* STATED TASK: Where a line of the listing below includes the word "text", reproduce that line.

* SUPPLIED MATERIAL:

********************

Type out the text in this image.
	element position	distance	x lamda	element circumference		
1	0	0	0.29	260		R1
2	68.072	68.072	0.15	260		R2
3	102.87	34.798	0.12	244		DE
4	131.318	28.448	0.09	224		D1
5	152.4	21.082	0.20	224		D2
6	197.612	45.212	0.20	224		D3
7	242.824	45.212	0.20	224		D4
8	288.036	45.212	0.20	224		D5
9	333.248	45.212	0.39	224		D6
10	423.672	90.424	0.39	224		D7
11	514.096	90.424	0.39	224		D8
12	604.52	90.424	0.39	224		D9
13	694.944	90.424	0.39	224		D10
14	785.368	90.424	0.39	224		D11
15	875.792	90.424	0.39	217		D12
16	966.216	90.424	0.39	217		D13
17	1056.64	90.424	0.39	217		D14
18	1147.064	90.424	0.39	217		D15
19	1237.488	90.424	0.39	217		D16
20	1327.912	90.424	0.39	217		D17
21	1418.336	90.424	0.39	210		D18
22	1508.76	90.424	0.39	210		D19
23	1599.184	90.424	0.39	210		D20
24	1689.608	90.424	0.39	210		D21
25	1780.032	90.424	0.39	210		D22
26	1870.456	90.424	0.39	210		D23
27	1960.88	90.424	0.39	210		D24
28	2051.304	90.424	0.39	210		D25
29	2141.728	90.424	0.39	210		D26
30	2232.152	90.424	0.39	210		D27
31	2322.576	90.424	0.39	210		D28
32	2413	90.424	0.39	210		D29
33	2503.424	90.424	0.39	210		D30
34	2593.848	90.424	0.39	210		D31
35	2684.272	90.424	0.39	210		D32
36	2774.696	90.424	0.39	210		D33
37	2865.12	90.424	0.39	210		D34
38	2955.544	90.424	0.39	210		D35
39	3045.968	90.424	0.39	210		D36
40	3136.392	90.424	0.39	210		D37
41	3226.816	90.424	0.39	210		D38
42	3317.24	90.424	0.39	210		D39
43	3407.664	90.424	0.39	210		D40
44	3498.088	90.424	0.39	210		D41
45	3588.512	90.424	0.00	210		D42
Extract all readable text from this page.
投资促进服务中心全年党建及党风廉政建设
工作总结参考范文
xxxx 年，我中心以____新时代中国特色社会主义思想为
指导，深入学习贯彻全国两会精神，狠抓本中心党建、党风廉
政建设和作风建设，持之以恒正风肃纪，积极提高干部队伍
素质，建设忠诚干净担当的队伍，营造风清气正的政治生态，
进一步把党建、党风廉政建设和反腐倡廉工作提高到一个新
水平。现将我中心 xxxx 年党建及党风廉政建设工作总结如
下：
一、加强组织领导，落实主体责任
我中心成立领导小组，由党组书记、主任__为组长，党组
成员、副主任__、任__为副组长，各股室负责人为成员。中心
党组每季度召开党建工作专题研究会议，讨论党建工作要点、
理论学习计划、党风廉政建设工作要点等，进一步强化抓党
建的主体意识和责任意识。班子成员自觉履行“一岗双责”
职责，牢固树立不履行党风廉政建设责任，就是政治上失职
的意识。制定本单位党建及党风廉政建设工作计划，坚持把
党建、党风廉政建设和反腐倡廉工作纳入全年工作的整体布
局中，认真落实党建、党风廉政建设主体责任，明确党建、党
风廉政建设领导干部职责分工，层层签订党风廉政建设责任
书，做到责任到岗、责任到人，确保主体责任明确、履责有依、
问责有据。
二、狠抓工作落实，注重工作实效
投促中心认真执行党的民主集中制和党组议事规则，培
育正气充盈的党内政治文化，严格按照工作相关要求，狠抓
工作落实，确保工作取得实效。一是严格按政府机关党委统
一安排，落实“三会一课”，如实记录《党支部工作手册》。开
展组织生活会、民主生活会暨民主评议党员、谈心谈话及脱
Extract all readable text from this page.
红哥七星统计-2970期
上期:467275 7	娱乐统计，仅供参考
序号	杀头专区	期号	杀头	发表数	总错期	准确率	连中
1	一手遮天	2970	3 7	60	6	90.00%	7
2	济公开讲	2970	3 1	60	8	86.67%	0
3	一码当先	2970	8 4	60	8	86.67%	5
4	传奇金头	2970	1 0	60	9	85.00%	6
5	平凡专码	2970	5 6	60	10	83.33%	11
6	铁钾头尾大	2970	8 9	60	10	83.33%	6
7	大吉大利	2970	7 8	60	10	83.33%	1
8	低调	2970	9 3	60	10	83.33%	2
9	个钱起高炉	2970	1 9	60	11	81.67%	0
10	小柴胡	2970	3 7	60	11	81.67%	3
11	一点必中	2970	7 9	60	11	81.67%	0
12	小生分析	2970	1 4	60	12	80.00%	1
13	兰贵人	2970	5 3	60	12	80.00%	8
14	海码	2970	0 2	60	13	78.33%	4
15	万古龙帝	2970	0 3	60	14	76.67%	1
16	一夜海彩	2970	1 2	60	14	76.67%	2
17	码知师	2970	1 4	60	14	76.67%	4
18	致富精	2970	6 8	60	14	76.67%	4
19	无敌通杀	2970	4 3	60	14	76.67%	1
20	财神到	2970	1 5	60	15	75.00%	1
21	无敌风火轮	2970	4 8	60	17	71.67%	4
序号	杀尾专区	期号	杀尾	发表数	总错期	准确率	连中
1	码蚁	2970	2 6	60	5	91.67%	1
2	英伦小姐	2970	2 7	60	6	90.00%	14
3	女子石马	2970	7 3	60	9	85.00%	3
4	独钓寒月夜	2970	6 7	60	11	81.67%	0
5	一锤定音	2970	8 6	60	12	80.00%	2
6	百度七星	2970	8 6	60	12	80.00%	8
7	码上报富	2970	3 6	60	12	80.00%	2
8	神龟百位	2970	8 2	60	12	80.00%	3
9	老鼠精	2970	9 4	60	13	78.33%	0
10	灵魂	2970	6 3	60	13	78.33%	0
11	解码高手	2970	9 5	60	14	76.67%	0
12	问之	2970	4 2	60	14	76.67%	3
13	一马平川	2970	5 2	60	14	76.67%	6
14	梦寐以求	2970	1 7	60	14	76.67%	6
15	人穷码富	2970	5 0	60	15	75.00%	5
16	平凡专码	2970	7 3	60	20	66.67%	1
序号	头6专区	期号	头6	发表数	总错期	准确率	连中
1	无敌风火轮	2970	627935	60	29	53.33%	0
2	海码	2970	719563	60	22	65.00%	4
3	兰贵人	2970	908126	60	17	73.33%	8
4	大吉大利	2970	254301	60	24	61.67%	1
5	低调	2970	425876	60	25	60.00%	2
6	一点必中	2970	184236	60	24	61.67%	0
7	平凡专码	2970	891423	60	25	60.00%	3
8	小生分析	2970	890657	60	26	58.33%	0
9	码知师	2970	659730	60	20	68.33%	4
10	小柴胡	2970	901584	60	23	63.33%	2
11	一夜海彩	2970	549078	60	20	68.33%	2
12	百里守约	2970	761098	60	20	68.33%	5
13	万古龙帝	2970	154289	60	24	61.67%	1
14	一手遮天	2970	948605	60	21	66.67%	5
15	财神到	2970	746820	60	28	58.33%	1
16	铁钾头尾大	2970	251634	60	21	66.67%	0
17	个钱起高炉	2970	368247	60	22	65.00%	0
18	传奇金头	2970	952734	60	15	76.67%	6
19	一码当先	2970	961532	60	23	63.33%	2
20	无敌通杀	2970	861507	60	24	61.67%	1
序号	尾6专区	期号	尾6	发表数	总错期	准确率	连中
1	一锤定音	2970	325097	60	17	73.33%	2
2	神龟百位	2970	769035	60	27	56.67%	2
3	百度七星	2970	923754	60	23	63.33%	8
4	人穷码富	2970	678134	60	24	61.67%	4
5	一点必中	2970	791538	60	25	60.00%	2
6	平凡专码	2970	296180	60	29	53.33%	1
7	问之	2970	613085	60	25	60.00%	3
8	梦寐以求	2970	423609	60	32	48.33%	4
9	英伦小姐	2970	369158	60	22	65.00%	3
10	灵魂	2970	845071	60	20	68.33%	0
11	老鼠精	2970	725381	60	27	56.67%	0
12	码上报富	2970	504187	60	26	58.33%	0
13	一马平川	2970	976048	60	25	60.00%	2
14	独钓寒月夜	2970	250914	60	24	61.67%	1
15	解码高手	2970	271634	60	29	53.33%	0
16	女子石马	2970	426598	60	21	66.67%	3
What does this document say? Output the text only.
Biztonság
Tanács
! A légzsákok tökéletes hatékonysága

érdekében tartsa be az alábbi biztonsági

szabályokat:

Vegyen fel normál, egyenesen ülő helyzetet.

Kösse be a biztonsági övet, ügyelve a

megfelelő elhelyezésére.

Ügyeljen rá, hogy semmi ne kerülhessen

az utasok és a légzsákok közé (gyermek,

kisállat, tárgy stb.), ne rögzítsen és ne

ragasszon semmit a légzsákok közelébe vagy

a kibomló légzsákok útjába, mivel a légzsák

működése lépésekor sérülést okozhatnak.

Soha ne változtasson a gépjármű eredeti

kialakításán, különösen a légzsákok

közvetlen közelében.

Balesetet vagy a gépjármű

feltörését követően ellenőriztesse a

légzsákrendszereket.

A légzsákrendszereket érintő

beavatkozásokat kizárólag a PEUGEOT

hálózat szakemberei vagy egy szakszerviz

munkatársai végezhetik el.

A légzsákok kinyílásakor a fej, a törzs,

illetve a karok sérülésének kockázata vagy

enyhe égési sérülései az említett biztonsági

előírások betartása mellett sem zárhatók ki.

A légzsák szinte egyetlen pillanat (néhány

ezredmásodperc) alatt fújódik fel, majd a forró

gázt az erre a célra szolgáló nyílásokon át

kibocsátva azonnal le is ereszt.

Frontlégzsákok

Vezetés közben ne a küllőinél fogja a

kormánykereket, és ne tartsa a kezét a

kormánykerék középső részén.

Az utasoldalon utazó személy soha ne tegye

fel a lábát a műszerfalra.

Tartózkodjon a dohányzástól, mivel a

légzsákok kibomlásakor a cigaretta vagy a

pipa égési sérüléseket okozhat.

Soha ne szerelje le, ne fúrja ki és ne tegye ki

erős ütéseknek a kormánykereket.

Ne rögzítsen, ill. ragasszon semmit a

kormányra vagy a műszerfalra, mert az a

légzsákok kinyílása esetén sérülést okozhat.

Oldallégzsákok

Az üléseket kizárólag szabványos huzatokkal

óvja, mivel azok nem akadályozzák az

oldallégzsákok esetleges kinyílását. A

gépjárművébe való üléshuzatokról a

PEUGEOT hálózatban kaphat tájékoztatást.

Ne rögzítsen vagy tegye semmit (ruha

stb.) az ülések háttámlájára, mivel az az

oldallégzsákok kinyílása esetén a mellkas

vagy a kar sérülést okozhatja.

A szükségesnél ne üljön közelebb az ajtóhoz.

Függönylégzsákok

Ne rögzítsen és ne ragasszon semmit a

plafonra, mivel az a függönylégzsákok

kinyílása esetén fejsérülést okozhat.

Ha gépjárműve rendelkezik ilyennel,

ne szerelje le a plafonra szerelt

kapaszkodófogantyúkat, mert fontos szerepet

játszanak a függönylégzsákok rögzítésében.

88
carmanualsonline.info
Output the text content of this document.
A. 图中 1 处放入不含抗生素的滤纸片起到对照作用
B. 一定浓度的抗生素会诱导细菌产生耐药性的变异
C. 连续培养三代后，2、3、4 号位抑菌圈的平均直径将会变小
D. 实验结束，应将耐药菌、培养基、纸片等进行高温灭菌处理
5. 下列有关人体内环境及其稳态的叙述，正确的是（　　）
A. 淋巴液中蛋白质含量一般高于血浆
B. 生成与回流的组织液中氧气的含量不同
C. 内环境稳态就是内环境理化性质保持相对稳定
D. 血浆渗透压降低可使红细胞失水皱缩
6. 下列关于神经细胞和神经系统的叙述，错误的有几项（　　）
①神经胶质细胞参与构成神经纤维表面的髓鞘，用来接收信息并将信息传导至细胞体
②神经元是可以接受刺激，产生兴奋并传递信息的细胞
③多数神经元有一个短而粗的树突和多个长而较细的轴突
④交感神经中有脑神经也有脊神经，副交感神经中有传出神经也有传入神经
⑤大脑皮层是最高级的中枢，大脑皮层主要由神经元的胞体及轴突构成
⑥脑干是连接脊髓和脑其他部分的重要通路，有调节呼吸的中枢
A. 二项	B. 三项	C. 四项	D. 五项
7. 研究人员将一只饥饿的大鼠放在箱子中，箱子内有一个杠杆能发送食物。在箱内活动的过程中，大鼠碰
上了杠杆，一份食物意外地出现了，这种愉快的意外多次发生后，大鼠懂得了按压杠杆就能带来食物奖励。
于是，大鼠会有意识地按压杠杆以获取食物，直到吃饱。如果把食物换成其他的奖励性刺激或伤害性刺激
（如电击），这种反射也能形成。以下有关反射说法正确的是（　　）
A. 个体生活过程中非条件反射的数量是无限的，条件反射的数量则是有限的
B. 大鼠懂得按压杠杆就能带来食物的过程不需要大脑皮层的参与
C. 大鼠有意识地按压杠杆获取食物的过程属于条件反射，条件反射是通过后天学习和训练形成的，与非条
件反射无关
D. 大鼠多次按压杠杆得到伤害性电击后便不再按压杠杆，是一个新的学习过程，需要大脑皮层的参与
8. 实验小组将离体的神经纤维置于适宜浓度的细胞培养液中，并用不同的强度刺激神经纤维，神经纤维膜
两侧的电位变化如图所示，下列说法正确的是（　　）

********************

* FULL RESPONSE:
Type out the text in this image.
Extract all readable text from this page.
Extract all readable text from this page.
What does this document say? Output the text only.
Output the text content of this document.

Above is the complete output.